- EXERCISE BRIEF -
Using the data beneath, show every line that includes the word "الطرف".

- SUPPLIED DATA -
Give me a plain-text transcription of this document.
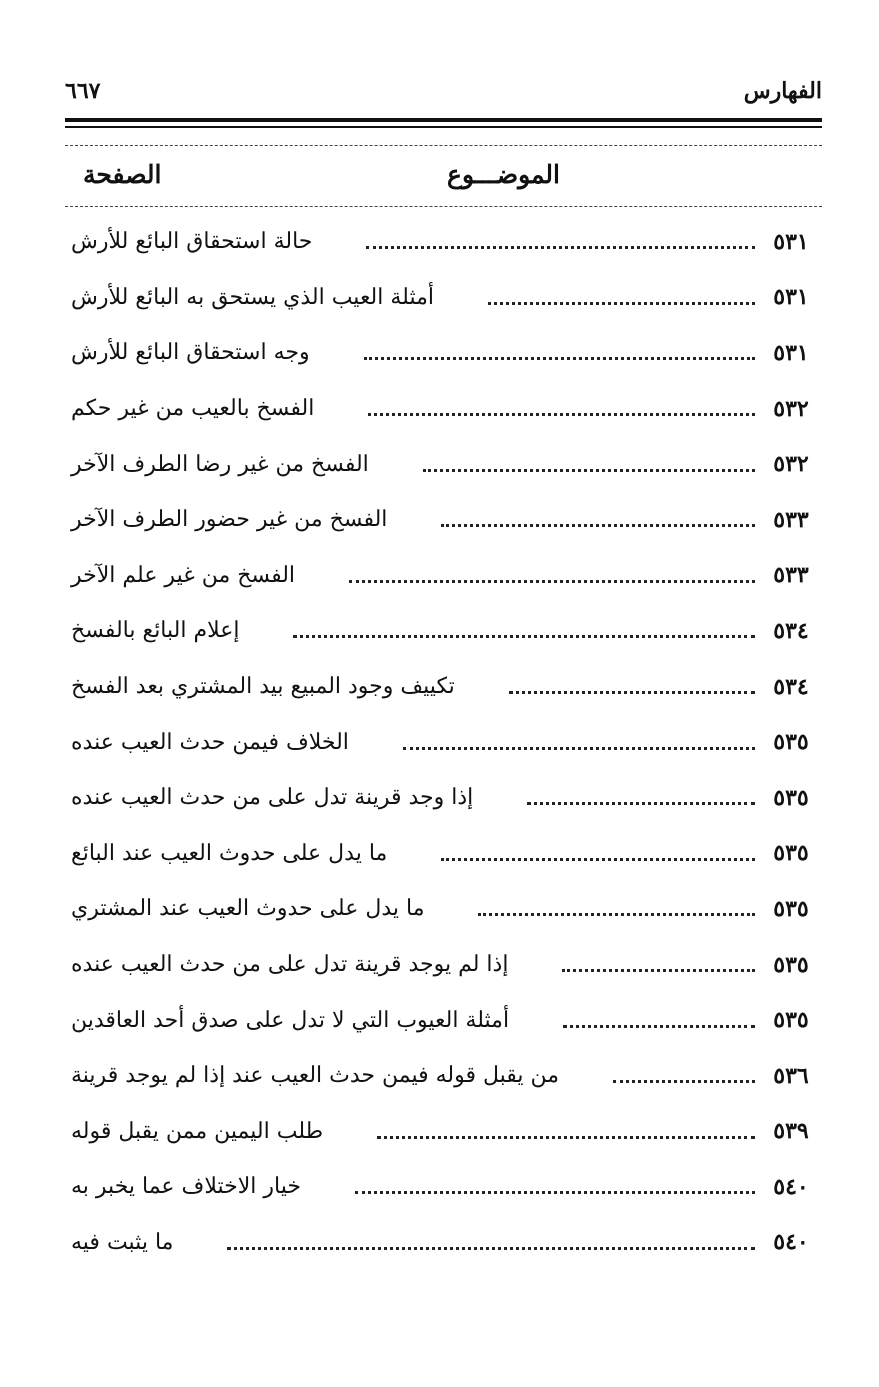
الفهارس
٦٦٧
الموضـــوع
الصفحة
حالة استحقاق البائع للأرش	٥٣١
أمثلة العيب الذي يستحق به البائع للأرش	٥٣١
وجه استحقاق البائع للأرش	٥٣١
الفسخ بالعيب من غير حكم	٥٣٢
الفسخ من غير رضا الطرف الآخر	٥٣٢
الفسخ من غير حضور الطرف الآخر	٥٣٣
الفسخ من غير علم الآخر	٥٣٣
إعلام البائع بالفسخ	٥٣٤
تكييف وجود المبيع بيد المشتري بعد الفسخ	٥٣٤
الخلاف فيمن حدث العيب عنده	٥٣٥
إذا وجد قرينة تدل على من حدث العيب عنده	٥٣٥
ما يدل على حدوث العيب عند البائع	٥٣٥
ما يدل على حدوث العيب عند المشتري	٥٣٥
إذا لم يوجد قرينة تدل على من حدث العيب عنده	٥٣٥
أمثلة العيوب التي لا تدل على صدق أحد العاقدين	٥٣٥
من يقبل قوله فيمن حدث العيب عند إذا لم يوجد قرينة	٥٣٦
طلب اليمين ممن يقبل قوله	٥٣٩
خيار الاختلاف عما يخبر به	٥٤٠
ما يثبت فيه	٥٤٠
---
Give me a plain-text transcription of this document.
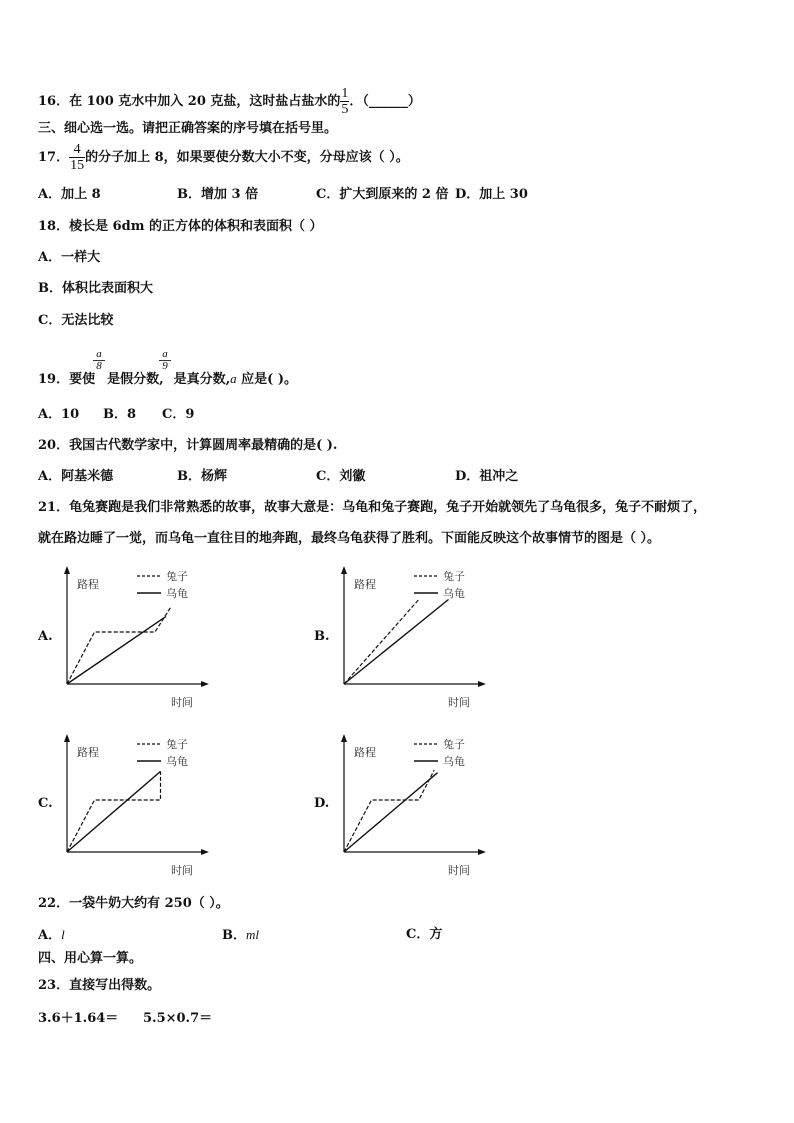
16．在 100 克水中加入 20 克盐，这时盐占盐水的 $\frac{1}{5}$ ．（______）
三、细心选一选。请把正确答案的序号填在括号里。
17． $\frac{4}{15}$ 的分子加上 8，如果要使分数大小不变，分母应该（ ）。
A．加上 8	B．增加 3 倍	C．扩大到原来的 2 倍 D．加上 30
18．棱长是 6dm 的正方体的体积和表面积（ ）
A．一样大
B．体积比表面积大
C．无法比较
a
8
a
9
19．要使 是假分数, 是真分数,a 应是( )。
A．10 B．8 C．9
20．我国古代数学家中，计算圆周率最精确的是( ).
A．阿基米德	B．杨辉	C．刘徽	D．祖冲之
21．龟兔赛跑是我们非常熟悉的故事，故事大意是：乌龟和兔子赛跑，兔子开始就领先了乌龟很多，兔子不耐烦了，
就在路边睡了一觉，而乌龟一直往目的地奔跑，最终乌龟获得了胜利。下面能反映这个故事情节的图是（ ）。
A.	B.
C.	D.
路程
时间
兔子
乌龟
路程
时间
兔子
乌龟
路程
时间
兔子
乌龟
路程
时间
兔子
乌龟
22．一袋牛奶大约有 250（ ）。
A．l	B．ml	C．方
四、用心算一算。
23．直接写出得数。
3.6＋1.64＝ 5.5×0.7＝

- THE ANSWER -
الفسخ من غير رضا الطرف الآخر	٥٣٢
الفسخ من غير حضور الطرف الآخر	٥٣٣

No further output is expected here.